* [Listed entries]:

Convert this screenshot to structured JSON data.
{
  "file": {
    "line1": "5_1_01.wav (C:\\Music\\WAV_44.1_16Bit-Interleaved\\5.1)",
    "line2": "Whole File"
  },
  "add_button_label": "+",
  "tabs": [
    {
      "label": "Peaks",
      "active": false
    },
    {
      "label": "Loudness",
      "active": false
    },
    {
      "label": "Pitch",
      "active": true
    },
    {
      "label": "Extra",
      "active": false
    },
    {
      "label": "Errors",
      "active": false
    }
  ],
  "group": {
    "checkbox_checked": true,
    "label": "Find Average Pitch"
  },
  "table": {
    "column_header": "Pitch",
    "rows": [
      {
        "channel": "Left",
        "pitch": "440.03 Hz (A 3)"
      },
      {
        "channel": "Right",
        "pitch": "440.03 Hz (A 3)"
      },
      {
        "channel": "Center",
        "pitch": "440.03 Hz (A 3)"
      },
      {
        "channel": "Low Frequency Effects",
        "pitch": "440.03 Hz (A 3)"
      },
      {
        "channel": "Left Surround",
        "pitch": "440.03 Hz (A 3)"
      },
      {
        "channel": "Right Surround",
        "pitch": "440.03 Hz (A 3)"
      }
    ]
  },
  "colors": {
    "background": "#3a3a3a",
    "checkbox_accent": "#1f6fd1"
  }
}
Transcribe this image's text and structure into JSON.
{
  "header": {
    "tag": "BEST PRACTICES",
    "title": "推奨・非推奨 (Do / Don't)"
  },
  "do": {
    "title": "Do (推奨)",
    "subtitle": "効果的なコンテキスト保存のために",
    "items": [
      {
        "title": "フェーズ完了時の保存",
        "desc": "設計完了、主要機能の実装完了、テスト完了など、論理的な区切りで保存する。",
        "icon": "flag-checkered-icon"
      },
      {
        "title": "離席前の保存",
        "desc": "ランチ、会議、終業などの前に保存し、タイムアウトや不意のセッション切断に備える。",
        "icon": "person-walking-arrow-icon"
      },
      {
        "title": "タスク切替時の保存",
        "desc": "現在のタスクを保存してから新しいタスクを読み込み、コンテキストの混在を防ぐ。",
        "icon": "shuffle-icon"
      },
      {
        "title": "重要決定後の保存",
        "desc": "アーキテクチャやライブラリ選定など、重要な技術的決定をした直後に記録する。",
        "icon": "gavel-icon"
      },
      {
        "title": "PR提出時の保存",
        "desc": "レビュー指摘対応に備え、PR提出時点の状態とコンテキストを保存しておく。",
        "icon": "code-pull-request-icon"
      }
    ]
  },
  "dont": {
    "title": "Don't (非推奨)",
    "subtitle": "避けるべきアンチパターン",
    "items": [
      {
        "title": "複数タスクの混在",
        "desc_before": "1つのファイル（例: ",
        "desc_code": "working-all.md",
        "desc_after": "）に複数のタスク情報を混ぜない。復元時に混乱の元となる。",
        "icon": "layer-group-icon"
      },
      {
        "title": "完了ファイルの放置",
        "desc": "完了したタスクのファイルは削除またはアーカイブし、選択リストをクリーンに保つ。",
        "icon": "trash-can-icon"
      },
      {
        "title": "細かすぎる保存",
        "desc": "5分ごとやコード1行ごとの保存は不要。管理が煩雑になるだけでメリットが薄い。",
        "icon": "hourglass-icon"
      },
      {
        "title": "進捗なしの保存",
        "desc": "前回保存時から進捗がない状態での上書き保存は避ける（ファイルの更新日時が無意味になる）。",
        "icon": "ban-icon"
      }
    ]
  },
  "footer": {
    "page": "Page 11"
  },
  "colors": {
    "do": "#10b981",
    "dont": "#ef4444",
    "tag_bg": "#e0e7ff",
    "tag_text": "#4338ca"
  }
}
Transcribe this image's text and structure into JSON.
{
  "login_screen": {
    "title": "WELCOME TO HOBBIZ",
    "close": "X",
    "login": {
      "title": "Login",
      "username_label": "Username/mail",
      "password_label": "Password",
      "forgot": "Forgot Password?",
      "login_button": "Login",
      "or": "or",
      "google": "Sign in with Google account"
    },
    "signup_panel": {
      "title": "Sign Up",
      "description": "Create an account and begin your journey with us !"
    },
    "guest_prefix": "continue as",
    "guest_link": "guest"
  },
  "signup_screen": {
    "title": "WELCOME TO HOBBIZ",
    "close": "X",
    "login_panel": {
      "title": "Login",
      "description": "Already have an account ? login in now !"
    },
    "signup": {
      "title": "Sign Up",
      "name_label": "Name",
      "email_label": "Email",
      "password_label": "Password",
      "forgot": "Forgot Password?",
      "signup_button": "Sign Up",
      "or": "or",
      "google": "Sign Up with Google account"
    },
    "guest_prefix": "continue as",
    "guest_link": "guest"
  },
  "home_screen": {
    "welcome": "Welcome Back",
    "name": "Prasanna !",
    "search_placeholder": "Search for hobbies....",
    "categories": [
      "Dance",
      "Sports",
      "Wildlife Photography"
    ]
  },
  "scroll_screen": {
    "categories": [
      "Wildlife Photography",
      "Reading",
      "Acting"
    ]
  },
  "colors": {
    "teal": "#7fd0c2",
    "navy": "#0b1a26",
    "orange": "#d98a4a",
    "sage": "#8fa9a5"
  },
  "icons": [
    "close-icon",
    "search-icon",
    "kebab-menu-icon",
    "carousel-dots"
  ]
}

* [The request]: From the listing above, pick out each line where the word "google" appears.

* [Exercise output]:
      "google": "Sign in with Google account"
      "google": "Sign Up with Google account"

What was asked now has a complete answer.